[Dataset items]
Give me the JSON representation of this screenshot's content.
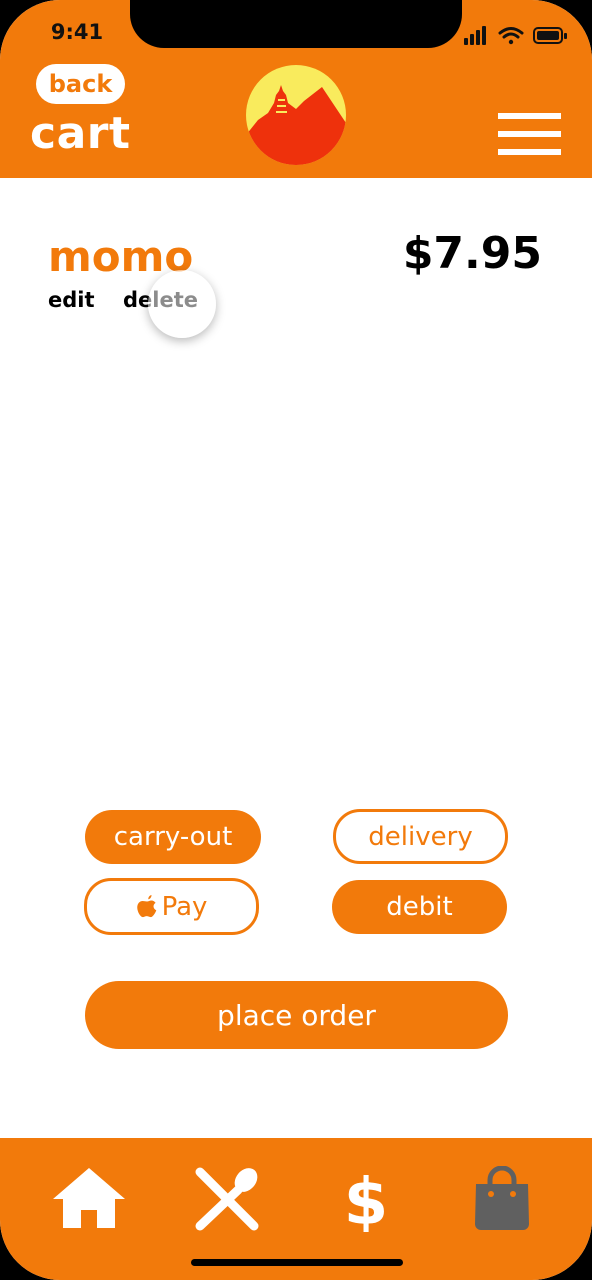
{
  "status_bar": {
    "time": "9:41"
  },
  "header": {
    "back_label": "back",
    "title": "cart"
  },
  "cart": {
    "items": [
      {
        "name": "momo",
        "price": "$7.95",
        "edit_label": "edit",
        "delete_label": "delete"
      }
    ]
  },
  "order_options": {
    "carry_out": "carry-out",
    "delivery": "delivery",
    "apple_pay": "Pay",
    "debit": "debit"
  },
  "place_order_label": "place order",
  "tabbar": {
    "items": [
      {
        "icon": "home-icon",
        "active": false
      },
      {
        "icon": "utensils-icon",
        "active": false
      },
      {
        "icon": "dollar-icon",
        "active": false
      },
      {
        "icon": "shopping-bag-icon",
        "active": true
      }
    ]
  },
  "colors": {
    "accent": "#F27A0B",
    "logo_sun": "#F9EB5D",
    "logo_mountain": "#EE310C",
    "tab_active": "#606060"
  }
}
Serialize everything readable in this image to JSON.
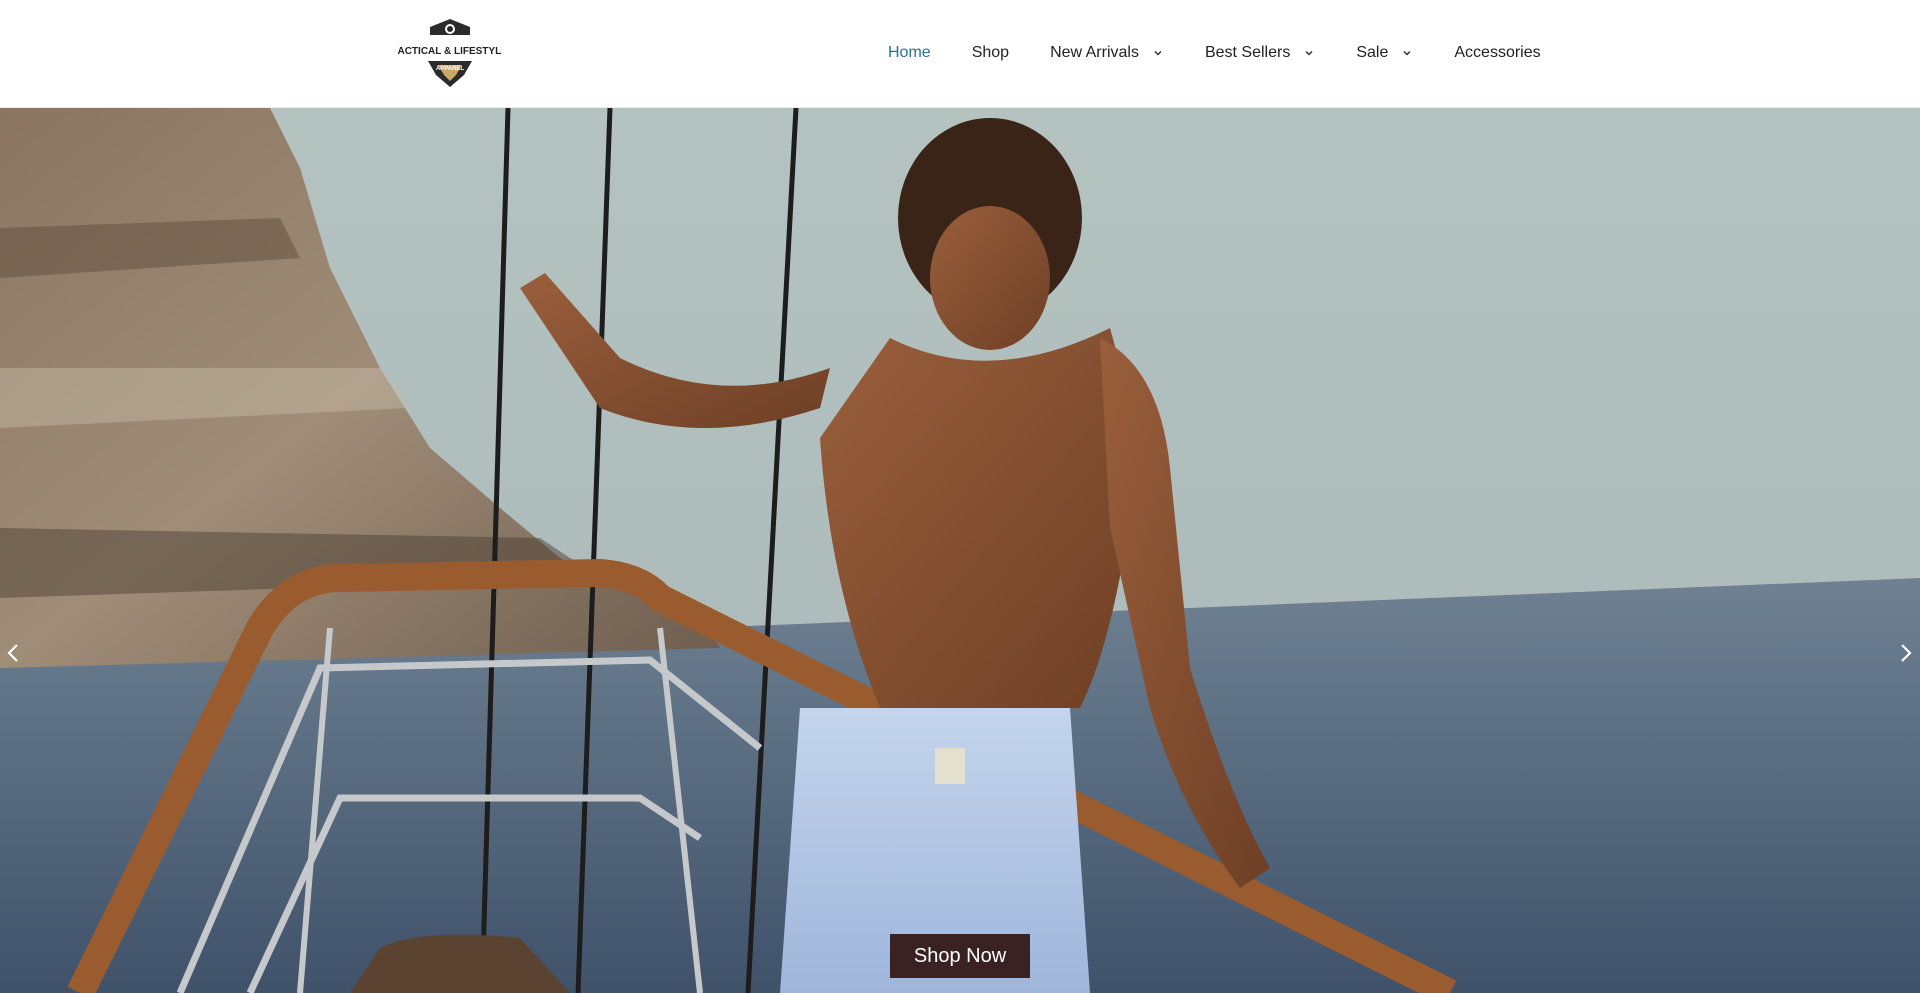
{
  "brand": {
    "logo_line1": "TACTICAL & LIFESTYLE",
    "logo_line2": "APPAREL"
  },
  "nav": {
    "items": [
      {
        "label": "Home",
        "active": true,
        "dropdown": false
      },
      {
        "label": "Shop",
        "active": false,
        "dropdown": false
      },
      {
        "label": "New Arrivals",
        "active": false,
        "dropdown": true
      },
      {
        "label": "Best Sellers",
        "active": false,
        "dropdown": true
      },
      {
        "label": "Sale",
        "active": false,
        "dropdown": true
      },
      {
        "label": "Accessories",
        "active": false,
        "dropdown": false
      }
    ]
  },
  "hero": {
    "cta_label": "Shop Now",
    "prev_icon": "chevron-left-icon",
    "next_icon": "chevron-right-icon"
  },
  "colors": {
    "nav_active": "#2a6f97",
    "cta_background": "#3a2222"
  }
}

WRITTEN PROBLEM:
Write the listing above out again exactly, dropping each image.

EXPECTED OUTPUT:
Give me the JSON representation of this screenshot's content.
{
  "status_bar": {
    "time": "9:41"
  },
  "header": {
    "back_label": "back",
    "title": "cart"
  },
  "cart": {
    "items": [
      {
        "name": "momo",
        "price": "$7.95",
        "edit_label": "edit",
        "delete_label": "delete"
      }
    ]
  },
  "order_options": {
    "carry_out": "carry-out",
    "delivery": "delivery",
    "apple_pay": "Pay",
    "debit": "debit"
  },
  "place_order_label": "place order",
  "tabbar": {
    "items": [
      {
        "icon": "home-icon",
        "active": false
      },
      {
        "icon": "utensils-icon",
        "active": false
      },
      {
        "icon": "dollar-icon",
        "active": false
      },
      {
        "icon": "shopping-bag-icon",
        "active": true
      }
    ]
  },
  "colors": {
    "accent": "#F27A0B",
    "logo_sun": "#F9EB5D",
    "logo_mountain": "#EE310C",
    "tab_active": "#606060"
  }
}
Serialize everything readable in this image to JSON.
{
  "brand": {
    "logo_line1": "TACTICAL & LIFESTYLE",
    "logo_line2": "APPAREL"
  },
  "nav": {
    "items": [
      {
        "label": "Home",
        "active": true,
        "dropdown": false
      },
      {
        "label": "Shop",
        "active": false,
        "dropdown": false
      },
      {
        "label": "New Arrivals",
        "active": false,
        "dropdown": true
      },
      {
        "label": "Best Sellers",
        "active": false,
        "dropdown": true
      },
      {
        "label": "Sale",
        "active": false,
        "dropdown": true
      },
      {
        "label": "Accessories",
        "active": false,
        "dropdown": false
      }
    ]
  },
  "hero": {
    "cta_label": "Shop Now",
    "prev_icon": "chevron-left-icon",
    "next_icon": "chevron-right-icon"
  },
  "colors": {
    "nav_active": "#2a6f97",
    "cta_background": "#3a2222"
  }
}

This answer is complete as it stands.